Scan the data that follows and count the lines with the string "title"; answer with the count alone.
----
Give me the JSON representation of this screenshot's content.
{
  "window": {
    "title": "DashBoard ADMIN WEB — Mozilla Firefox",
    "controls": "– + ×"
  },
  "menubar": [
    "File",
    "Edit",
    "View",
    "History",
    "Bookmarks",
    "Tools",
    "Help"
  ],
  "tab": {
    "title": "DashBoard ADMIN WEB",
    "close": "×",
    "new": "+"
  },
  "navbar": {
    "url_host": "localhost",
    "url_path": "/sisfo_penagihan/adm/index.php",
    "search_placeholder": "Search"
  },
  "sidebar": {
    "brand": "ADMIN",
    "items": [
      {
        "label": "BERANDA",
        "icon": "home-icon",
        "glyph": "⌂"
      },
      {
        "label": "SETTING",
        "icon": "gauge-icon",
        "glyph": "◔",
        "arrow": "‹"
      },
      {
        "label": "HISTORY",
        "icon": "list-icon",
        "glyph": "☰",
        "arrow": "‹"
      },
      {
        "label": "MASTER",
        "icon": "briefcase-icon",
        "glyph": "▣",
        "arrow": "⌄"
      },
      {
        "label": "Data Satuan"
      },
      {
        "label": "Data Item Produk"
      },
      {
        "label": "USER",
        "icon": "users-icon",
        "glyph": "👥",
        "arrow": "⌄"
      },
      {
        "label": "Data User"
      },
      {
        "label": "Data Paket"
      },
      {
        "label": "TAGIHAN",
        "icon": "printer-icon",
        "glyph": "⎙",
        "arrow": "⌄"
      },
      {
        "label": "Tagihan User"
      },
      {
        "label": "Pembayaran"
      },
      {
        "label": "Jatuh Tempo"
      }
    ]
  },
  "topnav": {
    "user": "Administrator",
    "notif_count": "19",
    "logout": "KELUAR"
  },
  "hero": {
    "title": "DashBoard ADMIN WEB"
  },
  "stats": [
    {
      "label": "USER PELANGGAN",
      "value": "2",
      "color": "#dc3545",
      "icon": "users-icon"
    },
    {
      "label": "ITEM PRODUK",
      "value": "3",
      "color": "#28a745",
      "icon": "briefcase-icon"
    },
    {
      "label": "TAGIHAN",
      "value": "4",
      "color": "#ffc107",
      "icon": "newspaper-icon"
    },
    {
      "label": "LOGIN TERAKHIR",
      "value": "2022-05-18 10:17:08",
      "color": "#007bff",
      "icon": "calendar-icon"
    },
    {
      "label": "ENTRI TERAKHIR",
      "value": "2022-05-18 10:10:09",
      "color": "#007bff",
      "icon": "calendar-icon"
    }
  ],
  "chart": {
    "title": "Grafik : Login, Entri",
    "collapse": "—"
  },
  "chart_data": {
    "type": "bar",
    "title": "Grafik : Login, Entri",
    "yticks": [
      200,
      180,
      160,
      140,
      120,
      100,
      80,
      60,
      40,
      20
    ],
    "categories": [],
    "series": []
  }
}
----
**ANSWER BELOW:** 5